# [Short problem]
Give every line again exactly as it appears, please, but not the pictures.

(Stored data entries)
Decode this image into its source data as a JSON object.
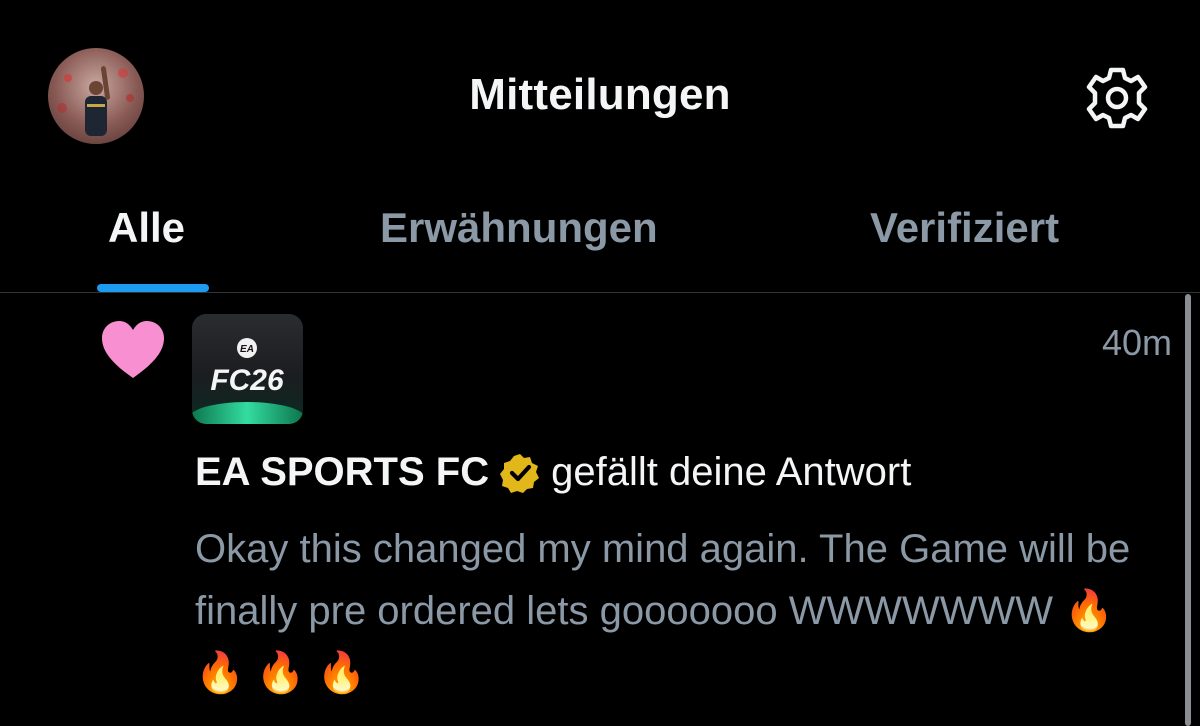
{
  "header": {
    "title": "Mitteilungen",
    "avatar_icon": "profile-avatar",
    "settings_icon": "gear-icon"
  },
  "tabs": [
    {
      "label": "Alle",
      "active": true
    },
    {
      "label": "Erwähnungen",
      "active": false
    },
    {
      "label": "Verifiziert",
      "active": false
    }
  ],
  "notification": {
    "icon": "heart-icon",
    "app_logo": {
      "brand_small": "EA",
      "brand_text": "FC26"
    },
    "time": "40m",
    "account_name": "EA SPORTS FC",
    "verified_badge": "gold-verified-badge-icon",
    "action": "gefällt deine Antwort",
    "text": "Okay this changed my mind again. The Game will be finally pre ordered lets gooooooo WWWWWWW 🔥 🔥 🔥 🔥"
  },
  "colors": {
    "background": "#000000",
    "accent": "#1d9bf0",
    "heart": "#f78fd0",
    "verified": "#e2b719",
    "muted_text": "#8b98a5"
  }
}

# [Result]
Decode this image into its source data as a JSON object.
{
  "header": {
    "title": "Mitteilungen",
    "avatar_icon": "profile-avatar",
    "settings_icon": "gear-icon"
  },
  "tabs": [
    {
      "label": "Alle",
      "active": true
    },
    {
      "label": "Erwähnungen",
      "active": false
    },
    {
      "label": "Verifiziert",
      "active": false
    }
  ],
  "notification": {
    "icon": "heart-icon",
    "app_logo": {
      "brand_small": "EA",
      "brand_text": "FC26"
    },
    "time": "40m",
    "account_name": "EA SPORTS FC",
    "verified_badge": "gold-verified-badge-icon",
    "action": "gefällt deine Antwort",
    "text": "Okay this changed my mind again. The Game will be finally pre ordered lets gooooooo WWWWWWW 🔥 🔥 🔥 🔥"
  },
  "colors": {
    "background": "#000000",
    "accent": "#1d9bf0",
    "heart": "#f78fd0",
    "verified": "#e2b719",
    "muted_text": "#8b98a5"
  }
}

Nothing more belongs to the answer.